# Given task
From the entries below, gather each line containing the word "การถ".

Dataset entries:
┄┄┄┄┄┄┄┄┄┄
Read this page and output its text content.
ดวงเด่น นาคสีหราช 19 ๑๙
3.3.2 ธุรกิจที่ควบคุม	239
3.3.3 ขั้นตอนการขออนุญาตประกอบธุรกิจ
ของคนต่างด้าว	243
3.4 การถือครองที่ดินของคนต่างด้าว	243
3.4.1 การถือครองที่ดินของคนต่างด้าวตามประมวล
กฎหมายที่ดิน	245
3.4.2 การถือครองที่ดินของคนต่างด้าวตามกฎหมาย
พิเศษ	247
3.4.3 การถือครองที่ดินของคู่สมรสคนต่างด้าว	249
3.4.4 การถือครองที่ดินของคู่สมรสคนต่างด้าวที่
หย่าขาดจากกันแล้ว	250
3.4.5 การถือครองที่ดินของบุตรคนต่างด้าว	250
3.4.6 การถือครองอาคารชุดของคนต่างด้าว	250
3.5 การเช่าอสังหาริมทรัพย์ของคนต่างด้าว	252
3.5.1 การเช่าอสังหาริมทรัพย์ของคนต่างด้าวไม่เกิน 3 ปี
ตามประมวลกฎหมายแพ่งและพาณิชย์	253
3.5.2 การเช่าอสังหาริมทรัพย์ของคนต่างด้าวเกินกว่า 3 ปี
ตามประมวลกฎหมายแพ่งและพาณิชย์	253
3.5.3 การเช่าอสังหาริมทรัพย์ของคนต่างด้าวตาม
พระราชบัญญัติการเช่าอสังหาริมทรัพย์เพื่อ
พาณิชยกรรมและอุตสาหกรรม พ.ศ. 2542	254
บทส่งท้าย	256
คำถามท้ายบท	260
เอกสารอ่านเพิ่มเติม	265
┄┄┄┄┄┄┄┄┄┄
# Answer to the exercise
3.4 การถือครองที่ดินของคนต่างด้าว	243
3.4.1 การถือครองที่ดินของคนต่างด้าวตามประมวล
3.4.2 การถือครองที่ดินของคนต่างด้าวตามกฎหมาย
3.4.3 การถือครองที่ดินของคู่สมรสคนต่างด้าว	249
3.4.4 การถือครองที่ดินของคู่สมรสคนต่างด้าวที่
3.4.5 การถือครองที่ดินของบุตรคนต่างด้าว	250
3.4.6 การถือครองอาคารชุดของคนต่างด้าว	250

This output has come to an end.